Find how many lines contain "some" and state only that number.
----- Records
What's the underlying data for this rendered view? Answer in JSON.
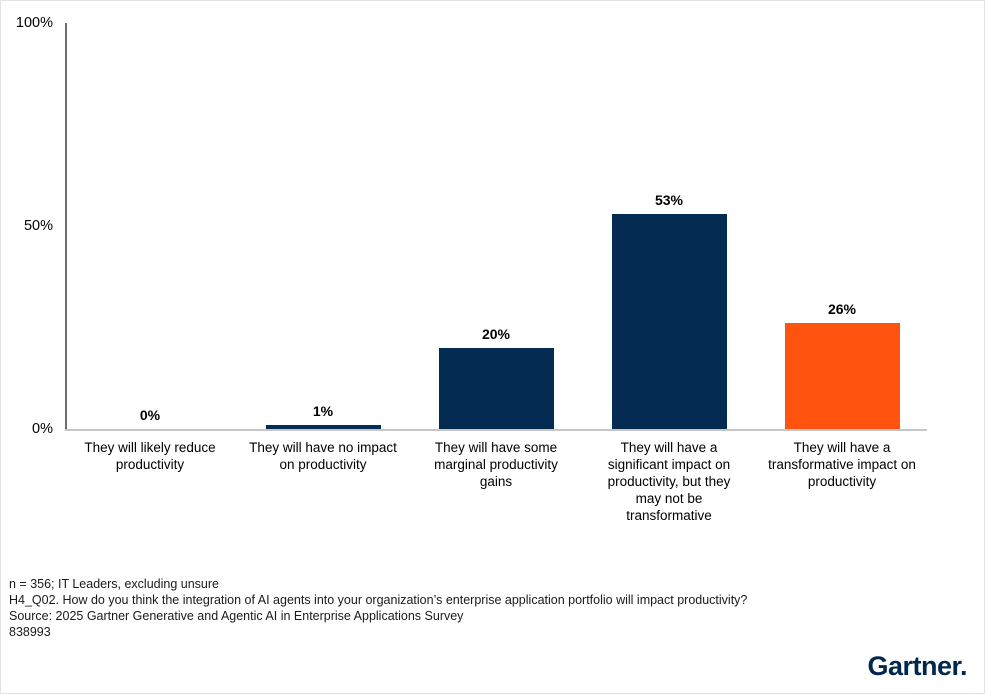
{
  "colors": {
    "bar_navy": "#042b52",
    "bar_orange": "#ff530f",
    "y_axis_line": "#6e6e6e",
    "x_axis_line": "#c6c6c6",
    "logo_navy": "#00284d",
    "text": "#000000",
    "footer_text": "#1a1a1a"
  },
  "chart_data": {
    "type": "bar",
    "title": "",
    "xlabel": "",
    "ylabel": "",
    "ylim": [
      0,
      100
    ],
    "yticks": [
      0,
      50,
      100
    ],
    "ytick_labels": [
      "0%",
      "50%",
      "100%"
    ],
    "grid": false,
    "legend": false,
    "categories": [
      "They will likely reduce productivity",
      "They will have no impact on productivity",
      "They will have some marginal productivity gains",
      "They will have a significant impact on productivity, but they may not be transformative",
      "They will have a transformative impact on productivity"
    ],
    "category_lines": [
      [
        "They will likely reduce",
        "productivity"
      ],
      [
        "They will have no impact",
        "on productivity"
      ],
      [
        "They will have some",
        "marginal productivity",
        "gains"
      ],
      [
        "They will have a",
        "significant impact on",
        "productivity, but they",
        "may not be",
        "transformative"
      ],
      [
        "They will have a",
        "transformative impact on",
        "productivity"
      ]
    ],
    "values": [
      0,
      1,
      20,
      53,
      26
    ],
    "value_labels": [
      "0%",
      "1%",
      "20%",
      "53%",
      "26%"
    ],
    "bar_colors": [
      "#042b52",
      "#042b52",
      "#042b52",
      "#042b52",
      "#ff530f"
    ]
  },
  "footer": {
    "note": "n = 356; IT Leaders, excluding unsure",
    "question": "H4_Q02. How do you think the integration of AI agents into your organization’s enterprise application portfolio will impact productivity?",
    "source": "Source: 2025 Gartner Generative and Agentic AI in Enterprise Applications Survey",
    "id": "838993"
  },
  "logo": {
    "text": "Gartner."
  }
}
----------
----- Records
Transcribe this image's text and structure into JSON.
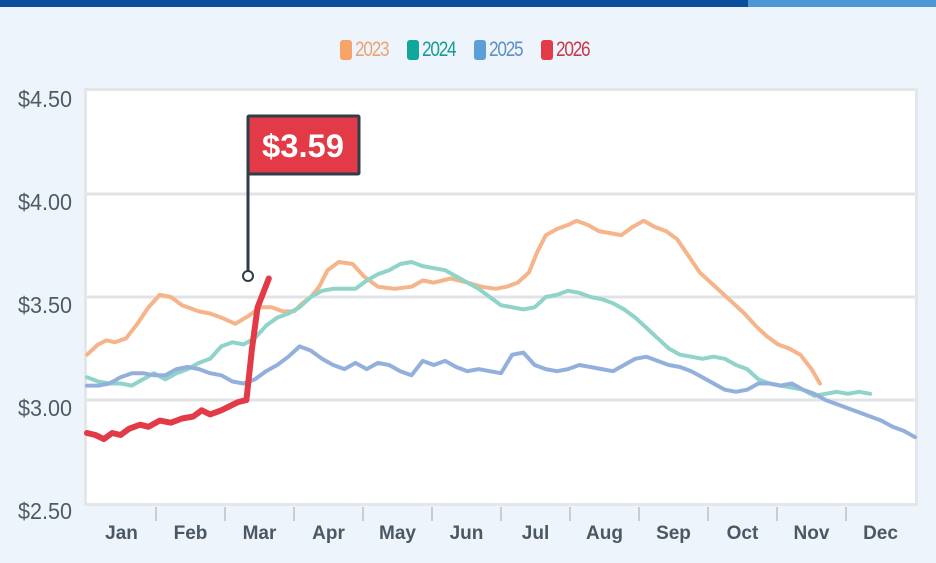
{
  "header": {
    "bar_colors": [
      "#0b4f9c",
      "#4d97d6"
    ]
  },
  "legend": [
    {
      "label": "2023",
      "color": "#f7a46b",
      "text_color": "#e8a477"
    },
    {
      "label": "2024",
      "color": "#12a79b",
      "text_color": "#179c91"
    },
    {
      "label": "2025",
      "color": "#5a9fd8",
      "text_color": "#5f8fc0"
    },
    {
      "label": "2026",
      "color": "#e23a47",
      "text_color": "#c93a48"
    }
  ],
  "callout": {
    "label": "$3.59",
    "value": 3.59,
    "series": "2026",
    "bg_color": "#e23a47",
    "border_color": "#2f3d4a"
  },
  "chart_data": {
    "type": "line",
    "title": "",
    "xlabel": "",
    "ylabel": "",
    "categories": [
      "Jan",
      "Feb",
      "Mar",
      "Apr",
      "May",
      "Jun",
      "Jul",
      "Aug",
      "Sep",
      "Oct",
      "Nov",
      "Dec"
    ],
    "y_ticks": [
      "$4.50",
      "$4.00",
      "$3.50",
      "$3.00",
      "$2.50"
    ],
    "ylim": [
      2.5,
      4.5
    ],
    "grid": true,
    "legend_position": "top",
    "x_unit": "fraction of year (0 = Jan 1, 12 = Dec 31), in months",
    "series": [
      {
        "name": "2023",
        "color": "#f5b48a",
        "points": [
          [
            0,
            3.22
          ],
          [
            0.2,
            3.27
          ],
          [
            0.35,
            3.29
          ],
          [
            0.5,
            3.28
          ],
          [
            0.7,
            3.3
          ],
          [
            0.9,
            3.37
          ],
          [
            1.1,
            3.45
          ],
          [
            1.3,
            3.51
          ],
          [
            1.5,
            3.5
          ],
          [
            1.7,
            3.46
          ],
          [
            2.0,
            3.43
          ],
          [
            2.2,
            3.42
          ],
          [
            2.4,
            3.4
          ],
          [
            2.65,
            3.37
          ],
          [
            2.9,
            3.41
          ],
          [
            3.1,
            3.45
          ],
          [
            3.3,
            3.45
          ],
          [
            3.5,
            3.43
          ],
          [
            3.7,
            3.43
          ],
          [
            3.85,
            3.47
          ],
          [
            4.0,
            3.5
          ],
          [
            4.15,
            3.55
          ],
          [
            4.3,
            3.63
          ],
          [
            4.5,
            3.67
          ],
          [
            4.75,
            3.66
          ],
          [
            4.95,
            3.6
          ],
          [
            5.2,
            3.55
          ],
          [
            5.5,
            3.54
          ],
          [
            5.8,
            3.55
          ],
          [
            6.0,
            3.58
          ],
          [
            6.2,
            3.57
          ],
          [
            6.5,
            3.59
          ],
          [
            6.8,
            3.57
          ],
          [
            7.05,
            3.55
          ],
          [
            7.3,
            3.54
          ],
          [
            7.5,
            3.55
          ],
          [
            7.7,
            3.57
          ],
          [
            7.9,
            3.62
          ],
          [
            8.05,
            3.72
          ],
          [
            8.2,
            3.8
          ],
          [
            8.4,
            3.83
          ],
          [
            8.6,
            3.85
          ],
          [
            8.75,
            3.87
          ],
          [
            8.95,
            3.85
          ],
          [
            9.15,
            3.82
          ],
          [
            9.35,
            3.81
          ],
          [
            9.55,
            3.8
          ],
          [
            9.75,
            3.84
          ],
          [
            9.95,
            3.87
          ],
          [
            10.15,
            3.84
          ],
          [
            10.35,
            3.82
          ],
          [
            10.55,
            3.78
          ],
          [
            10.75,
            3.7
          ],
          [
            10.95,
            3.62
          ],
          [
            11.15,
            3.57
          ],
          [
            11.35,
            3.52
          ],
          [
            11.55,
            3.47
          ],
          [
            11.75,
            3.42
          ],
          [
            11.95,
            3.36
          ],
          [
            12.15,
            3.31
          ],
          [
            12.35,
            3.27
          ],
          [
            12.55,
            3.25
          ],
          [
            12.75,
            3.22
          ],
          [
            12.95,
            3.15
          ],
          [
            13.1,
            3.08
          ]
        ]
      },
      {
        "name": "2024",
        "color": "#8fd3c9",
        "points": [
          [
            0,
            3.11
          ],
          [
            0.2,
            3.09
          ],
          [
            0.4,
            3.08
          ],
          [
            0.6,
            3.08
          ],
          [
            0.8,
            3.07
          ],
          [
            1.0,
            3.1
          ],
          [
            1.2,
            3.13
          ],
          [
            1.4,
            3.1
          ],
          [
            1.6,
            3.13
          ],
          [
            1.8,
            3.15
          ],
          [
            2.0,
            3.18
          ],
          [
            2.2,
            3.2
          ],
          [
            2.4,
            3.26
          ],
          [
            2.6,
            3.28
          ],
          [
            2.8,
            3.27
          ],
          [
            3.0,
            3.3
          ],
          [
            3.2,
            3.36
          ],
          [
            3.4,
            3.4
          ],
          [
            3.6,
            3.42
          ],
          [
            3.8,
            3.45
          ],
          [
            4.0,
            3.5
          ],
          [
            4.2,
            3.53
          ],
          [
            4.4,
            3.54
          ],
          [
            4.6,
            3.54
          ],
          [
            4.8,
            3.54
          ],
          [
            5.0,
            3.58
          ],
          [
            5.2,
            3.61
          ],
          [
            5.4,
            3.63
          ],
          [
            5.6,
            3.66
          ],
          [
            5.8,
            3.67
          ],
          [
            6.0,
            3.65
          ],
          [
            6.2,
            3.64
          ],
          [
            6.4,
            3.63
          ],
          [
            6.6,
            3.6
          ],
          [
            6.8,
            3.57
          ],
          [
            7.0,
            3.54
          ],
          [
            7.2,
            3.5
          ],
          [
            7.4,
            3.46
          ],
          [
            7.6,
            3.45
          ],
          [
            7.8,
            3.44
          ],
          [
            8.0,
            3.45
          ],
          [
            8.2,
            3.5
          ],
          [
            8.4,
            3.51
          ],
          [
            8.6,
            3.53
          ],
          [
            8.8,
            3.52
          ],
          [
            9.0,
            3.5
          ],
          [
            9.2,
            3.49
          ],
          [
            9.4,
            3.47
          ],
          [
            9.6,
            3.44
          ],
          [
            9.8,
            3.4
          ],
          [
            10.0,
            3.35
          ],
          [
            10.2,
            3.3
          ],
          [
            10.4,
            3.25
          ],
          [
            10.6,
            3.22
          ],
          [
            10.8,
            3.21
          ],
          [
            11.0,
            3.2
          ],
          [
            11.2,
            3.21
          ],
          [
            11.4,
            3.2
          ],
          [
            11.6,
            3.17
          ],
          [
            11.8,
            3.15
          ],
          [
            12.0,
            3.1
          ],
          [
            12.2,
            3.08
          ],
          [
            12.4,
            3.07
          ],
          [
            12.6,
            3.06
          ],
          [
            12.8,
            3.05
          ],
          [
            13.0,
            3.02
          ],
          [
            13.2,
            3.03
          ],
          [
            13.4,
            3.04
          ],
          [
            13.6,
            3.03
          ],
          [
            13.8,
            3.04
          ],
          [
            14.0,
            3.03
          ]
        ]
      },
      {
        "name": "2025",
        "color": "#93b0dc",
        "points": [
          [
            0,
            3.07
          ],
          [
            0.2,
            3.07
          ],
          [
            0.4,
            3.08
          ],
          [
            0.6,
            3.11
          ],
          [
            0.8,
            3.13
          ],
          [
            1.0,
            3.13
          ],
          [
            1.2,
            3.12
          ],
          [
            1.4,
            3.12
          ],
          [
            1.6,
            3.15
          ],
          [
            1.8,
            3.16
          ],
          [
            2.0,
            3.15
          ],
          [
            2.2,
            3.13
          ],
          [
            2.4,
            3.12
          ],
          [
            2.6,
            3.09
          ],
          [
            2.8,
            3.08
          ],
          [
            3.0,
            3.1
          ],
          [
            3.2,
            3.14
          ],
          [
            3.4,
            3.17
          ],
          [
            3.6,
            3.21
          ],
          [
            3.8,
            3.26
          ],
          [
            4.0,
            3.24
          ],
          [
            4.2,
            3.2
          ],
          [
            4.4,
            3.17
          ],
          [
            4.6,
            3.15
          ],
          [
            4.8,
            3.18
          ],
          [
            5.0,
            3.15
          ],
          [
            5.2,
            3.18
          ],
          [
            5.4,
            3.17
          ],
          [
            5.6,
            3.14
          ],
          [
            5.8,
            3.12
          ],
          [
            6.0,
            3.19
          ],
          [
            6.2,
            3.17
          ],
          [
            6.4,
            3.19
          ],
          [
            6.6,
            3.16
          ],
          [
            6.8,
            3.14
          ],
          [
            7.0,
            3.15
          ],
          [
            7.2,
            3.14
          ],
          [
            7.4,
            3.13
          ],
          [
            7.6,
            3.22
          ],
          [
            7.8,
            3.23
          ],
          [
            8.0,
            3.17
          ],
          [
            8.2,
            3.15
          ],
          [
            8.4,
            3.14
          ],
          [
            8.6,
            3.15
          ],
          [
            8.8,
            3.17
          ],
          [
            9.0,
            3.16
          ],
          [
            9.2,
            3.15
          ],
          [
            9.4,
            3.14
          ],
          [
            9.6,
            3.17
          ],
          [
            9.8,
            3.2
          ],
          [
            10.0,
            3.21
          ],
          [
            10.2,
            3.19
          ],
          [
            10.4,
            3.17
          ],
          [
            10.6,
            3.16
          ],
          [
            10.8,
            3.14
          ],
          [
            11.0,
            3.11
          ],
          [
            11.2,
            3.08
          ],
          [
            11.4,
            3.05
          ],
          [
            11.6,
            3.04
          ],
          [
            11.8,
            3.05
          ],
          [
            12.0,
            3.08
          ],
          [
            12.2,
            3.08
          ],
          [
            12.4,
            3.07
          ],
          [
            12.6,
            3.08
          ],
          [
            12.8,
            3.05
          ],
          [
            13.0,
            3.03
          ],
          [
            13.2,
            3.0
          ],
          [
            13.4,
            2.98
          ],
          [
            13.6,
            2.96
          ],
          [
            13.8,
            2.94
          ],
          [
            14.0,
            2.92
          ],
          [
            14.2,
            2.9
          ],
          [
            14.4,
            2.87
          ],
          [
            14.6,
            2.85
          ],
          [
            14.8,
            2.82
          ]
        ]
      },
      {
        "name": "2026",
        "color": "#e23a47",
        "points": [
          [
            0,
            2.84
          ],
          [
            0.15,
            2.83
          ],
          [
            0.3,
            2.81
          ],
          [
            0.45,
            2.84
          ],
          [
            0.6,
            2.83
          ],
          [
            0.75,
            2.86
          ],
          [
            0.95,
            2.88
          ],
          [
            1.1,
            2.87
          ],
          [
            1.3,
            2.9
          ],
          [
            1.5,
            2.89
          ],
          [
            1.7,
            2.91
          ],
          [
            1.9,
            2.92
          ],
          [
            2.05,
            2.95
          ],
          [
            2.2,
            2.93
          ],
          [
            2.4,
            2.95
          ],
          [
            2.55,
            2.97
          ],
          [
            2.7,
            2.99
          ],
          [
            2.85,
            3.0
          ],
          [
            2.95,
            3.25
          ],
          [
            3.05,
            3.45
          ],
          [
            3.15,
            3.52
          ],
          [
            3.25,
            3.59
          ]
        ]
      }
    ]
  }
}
----------
The reply
2